TO DO
Select, from the data, each line where "close" occurs.

THE RECORDS
──────

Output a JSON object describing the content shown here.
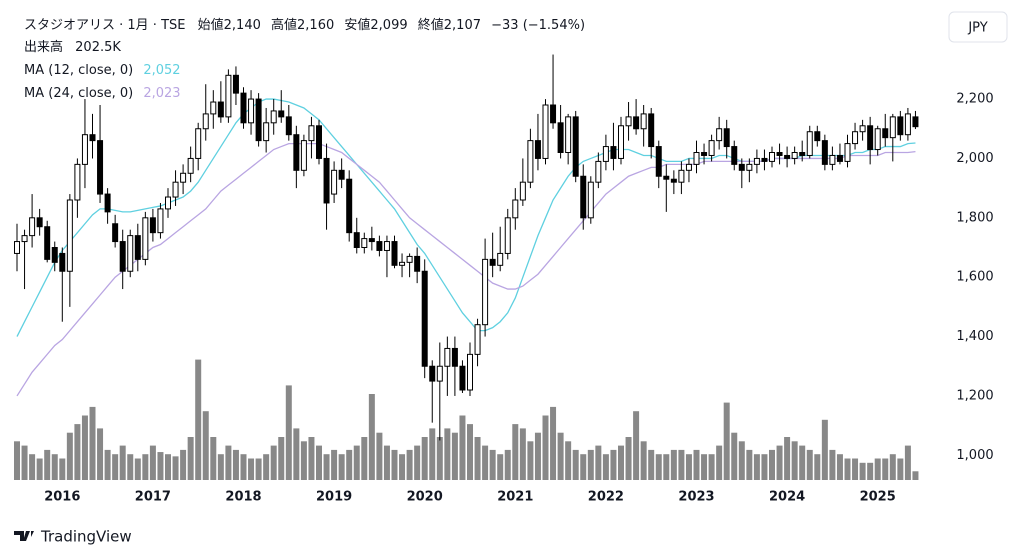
{
  "chart_data": {
    "type": "candlestick",
    "title": "スタジオアリス · 1月 · TSE",
    "ohlc_header": [
      {
        "label": "始値",
        "value": "2,140"
      },
      {
        "label": "高値",
        "value": "2,160"
      },
      {
        "label": "安値",
        "value": "2,099"
      },
      {
        "label": "終値",
        "value": "2,107"
      }
    ],
    "change": "−33 (−1.54%)",
    "volume_title": "出来高",
    "volume_value_label": "202.5K",
    "currency": "JPY",
    "brand": "TradingView",
    "categories": [
      null,
      null,
      null,
      null,
      null,
      null,
      "2016",
      null,
      null,
      null,
      null,
      null,
      null,
      null,
      null,
      null,
      null,
      null,
      "2017",
      null,
      null,
      null,
      null,
      null,
      null,
      null,
      null,
      null,
      null,
      null,
      "2018",
      null,
      null,
      null,
      null,
      null,
      null,
      null,
      null,
      null,
      null,
      null,
      "2019",
      null,
      null,
      null,
      null,
      null,
      null,
      null,
      null,
      null,
      null,
      null,
      "2020",
      null,
      null,
      null,
      null,
      null,
      null,
      null,
      null,
      null,
      null,
      null,
      "2021",
      null,
      null,
      null,
      null,
      null,
      null,
      null,
      null,
      null,
      null,
      null,
      "2022",
      null,
      null,
      null,
      null,
      null,
      null,
      null,
      null,
      null,
      null,
      null,
      "2023",
      null,
      null,
      null,
      null,
      null,
      null,
      null,
      null,
      null,
      null,
      null,
      "2024",
      null,
      null,
      null,
      null,
      null,
      null,
      null,
      null,
      null,
      null,
      null,
      "2025",
      null,
      null,
      null,
      null,
      null
    ],
    "open": [
      1680,
      1720,
      1740,
      1800,
      1770,
      1700,
      1680,
      1620,
      1860,
      1980,
      2080,
      2060,
      1880,
      1780,
      1720,
      1620,
      1740,
      1660,
      1800,
      1750,
      1830,
      1870,
      1920,
      1950,
      2000,
      2100,
      2150,
      2190,
      2140,
      2280,
      2220,
      2120,
      2200,
      2060,
      2120,
      2160,
      2140,
      2080,
      1960,
      2060,
      2110,
      2000,
      1880,
      1960,
      1930,
      1750,
      1700,
      1730,
      1720,
      1690,
      1720,
      1640,
      1650,
      1670,
      1620,
      1300,
      1250,
      1300,
      1360,
      1300,
      1220,
      1340,
      1440,
      1660,
      1640,
      1680,
      1800,
      1860,
      1920,
      2060,
      2000,
      2180,
      2120,
      2020,
      2140,
      1940,
      1800,
      1920,
      1990,
      2040,
      2000,
      2110,
      2140,
      2100,
      2150,
      2040,
      1940,
      1930,
      1920,
      1960,
      1980,
      2020,
      2010,
      2060,
      2100,
      2040,
      1980,
      1960,
      1980,
      2000,
      1990,
      2020,
      2010,
      2000,
      2020,
      2010,
      2090,
      2060,
      1980,
      2010,
      1990,
      2050,
      2090,
      2110,
      2030,
      2100,
      2070,
      2140,
      2080,
      2140
    ],
    "high": [
      1780,
      1760,
      1880,
      1830,
      1790,
      1720,
      1700,
      1880,
      2000,
      2200,
      2150,
      2180,
      1900,
      1810,
      1760,
      1760,
      1780,
      1820,
      1830,
      1850,
      1900,
      1960,
      1980,
      2040,
      2120,
      2250,
      2230,
      2260,
      2300,
      2310,
      2240,
      2230,
      2220,
      2170,
      2200,
      2230,
      2180,
      2110,
      2080,
      2140,
      2130,
      2050,
      1990,
      2000,
      1960,
      1800,
      1750,
      1770,
      1740,
      1740,
      1740,
      1680,
      1680,
      1700,
      1660,
      1320,
      1380,
      1400,
      1400,
      1320,
      1380,
      1460,
      1730,
      1750,
      1770,
      1830,
      1900,
      2000,
      2100,
      2150,
      2200,
      2350,
      2180,
      2150,
      2160,
      1980,
      1940,
      2020,
      2080,
      2120,
      2140,
      2190,
      2200,
      2180,
      2170,
      2060,
      1980,
      1960,
      1990,
      2000,
      2060,
      2050,
      2080,
      2140,
      2130,
      2060,
      2000,
      2000,
      2030,
      2030,
      2040,
      2050,
      2040,
      2040,
      2060,
      2110,
      2110,
      2080,
      2040,
      2050,
      2080,
      2120,
      2130,
      2140,
      2110,
      2150,
      2150,
      2160,
      2170,
      2160
    ],
    "low": [
      1620,
      1560,
      1700,
      1740,
      1650,
      1620,
      1450,
      1500,
      1800,
      1900,
      2000,
      1850,
      1780,
      1700,
      1560,
      1600,
      1620,
      1640,
      1720,
      1730,
      1800,
      1840,
      1880,
      1920,
      1960,
      2060,
      2100,
      2120,
      2120,
      2180,
      2100,
      2080,
      2040,
      2020,
      2080,
      2120,
      2060,
      1900,
      1940,
      2000,
      1980,
      1760,
      1850,
      1900,
      1720,
      1680,
      1680,
      1690,
      1670,
      1600,
      1630,
      1600,
      1600,
      1580,
      1260,
      1110,
      1050,
      1200,
      1200,
      1210,
      1200,
      1300,
      1400,
      1600,
      1620,
      1660,
      1760,
      1840,
      1900,
      1960,
      1980,
      2100,
      2000,
      1980,
      1920,
      1760,
      1780,
      1900,
      1960,
      1960,
      1980,
      2060,
      2080,
      2040,
      2000,
      1900,
      1820,
      1880,
      1880,
      1920,
      1950,
      1980,
      1990,
      2030,
      2000,
      1960,
      1900,
      1920,
      1950,
      1960,
      1970,
      1980,
      1970,
      1980,
      1990,
      2000,
      2040,
      1960,
      1960,
      1980,
      1970,
      2030,
      2060,
      1980,
      2010,
      2040,
      1990,
      2060,
      2060,
      2099
    ],
    "close": [
      1720,
      1740,
      1800,
      1770,
      1660,
      1650,
      1620,
      1860,
      1980,
      2080,
      2060,
      1880,
      1820,
      1720,
      1620,
      1740,
      1660,
      1800,
      1750,
      1830,
      1870,
      1920,
      1950,
      2000,
      2100,
      2150,
      2190,
      2140,
      2280,
      2220,
      2120,
      2200,
      2060,
      2120,
      2160,
      2140,
      2080,
      1960,
      2060,
      2110,
      2000,
      1850,
      1960,
      1930,
      1750,
      1700,
      1730,
      1720,
      1690,
      1720,
      1640,
      1650,
      1670,
      1620,
      1300,
      1250,
      1300,
      1360,
      1300,
      1220,
      1340,
      1440,
      1660,
      1640,
      1680,
      1800,
      1860,
      1920,
      2060,
      2000,
      2180,
      2120,
      2020,
      2140,
      1940,
      1800,
      1920,
      1990,
      2040,
      2000,
      2110,
      2140,
      2100,
      2150,
      2040,
      1940,
      1930,
      1920,
      1960,
      1980,
      2020,
      2010,
      2060,
      2100,
      2040,
      1980,
      1960,
      1980,
      2000,
      1990,
      2020,
      2010,
      2000,
      2020,
      2010,
      2090,
      2060,
      1980,
      2010,
      1990,
      2050,
      2090,
      2110,
      2030,
      2100,
      2070,
      2140,
      2080,
      2150,
      2107
    ],
    "volume": [
      900,
      800,
      600,
      500,
      700,
      600,
      500,
      1100,
      1300,
      1500,
      1700,
      1200,
      700,
      600,
      800,
      600,
      500,
      600,
      800,
      650,
      600,
      550,
      700,
      1000,
      2800,
      1600,
      1000,
      600,
      800,
      700,
      600,
      500,
      500,
      600,
      800,
      1000,
      2200,
      1200,
      900,
      1000,
      800,
      600,
      700,
      600,
      700,
      800,
      1000,
      2000,
      1100,
      800,
      700,
      600,
      700,
      800,
      1000,
      1200,
      1000,
      1200,
      1100,
      1500,
      1300,
      1000,
      800,
      700,
      600,
      700,
      1300,
      1200,
      900,
      1100,
      1500,
      1700,
      1100,
      900,
      700,
      600,
      700,
      800,
      600,
      700,
      800,
      1000,
      1600,
      900,
      700,
      600,
      600,
      700,
      700,
      600,
      700,
      600,
      600,
      800,
      1800,
      1100,
      900,
      700,
      600,
      600,
      700,
      800,
      1000,
      900,
      800,
      700,
      600,
      1400,
      700,
      600,
      500,
      500,
      400,
      400,
      500,
      500,
      600,
      500,
      800,
      202.5
    ],
    "up_color": "#ffffff",
    "down_color": "#000000",
    "outline_color": "#000000",
    "volume_color": "#888888",
    "series": [
      {
        "name": "MA (12, close, 0)",
        "color": "#5fd0e0",
        "last_label": "2,052",
        "values": [
          1400,
          1450,
          1500,
          1550,
          1600,
          1650,
          1690,
          1720,
          1750,
          1780,
          1810,
          1830,
          1830,
          1825,
          1820,
          1820,
          1825,
          1830,
          1835,
          1840,
          1850,
          1860,
          1870,
          1890,
          1920,
          1960,
          2000,
          2040,
          2080,
          2120,
          2150,
          2170,
          2190,
          2200,
          2200,
          2195,
          2190,
          2180,
          2170,
          2150,
          2130,
          2100,
          2070,
          2040,
          2010,
          1980,
          1950,
          1920,
          1890,
          1860,
          1830,
          1790,
          1750,
          1710,
          1680,
          1640,
          1600,
          1560,
          1520,
          1480,
          1450,
          1420,
          1420,
          1430,
          1450,
          1480,
          1530,
          1600,
          1670,
          1740,
          1800,
          1860,
          1900,
          1940,
          1970,
          1990,
          2000,
          2010,
          2020,
          2030,
          2030,
          2030,
          2020,
          2010,
          2010,
          2000,
          1990,
          1990,
          1990,
          2000,
          2000,
          2000,
          2000,
          2010,
          2010,
          2000,
          1990,
          1990,
          1990,
          1990,
          2000,
          2000,
          2000,
          2000,
          2010,
          2010,
          2010,
          2010,
          2010,
          2010,
          2010,
          2020,
          2020,
          2030,
          2030,
          2040,
          2040,
          2040,
          2050,
          2052
        ]
      },
      {
        "name": "MA (24, close, 0)",
        "color": "#b9a5e2",
        "last_label": "2,023",
        "values": [
          1200,
          1240,
          1280,
          1310,
          1340,
          1370,
          1390,
          1420,
          1450,
          1480,
          1510,
          1540,
          1570,
          1600,
          1620,
          1640,
          1660,
          1680,
          1700,
          1710,
          1730,
          1750,
          1770,
          1790,
          1810,
          1830,
          1860,
          1890,
          1910,
          1930,
          1950,
          1970,
          1990,
          2010,
          2030,
          2040,
          2050,
          2050,
          2050,
          2050,
          2050,
          2040,
          2030,
          2020,
          2000,
          1980,
          1960,
          1940,
          1920,
          1890,
          1860,
          1830,
          1800,
          1780,
          1760,
          1740,
          1720,
          1700,
          1680,
          1660,
          1640,
          1620,
          1600,
          1580,
          1570,
          1560,
          1560,
          1570,
          1590,
          1610,
          1640,
          1670,
          1700,
          1730,
          1760,
          1790,
          1820,
          1850,
          1880,
          1900,
          1920,
          1940,
          1950,
          1960,
          1970,
          1970,
          1980,
          1980,
          1980,
          1980,
          1980,
          1990,
          1990,
          1990,
          1990,
          1990,
          1990,
          1990,
          1990,
          1990,
          2000,
          2000,
          2000,
          2000,
          2000,
          2000,
          2000,
          2000,
          2000,
          2000,
          2010,
          2010,
          2010,
          2010,
          2010,
          2020,
          2020,
          2020,
          2020,
          2023
        ]
      }
    ],
    "ylim": [
      900,
      2500
    ],
    "yticks": [
      {
        "value": 1000,
        "label": "1,000"
      },
      {
        "value": 1200,
        "label": "1,200"
      },
      {
        "value": 1400,
        "label": "1,400"
      },
      {
        "value": 1600,
        "label": "1,600"
      },
      {
        "value": 1800,
        "label": "1,800"
      },
      {
        "value": 2000,
        "label": "2,000"
      },
      {
        "value": 2200,
        "label": "2,200"
      }
    ],
    "grid": false
  }
}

──────

TASK SOLUTION
    "close": [
        "name": "MA (12, close, 0)",
        "name": "MA (24, close, 0)",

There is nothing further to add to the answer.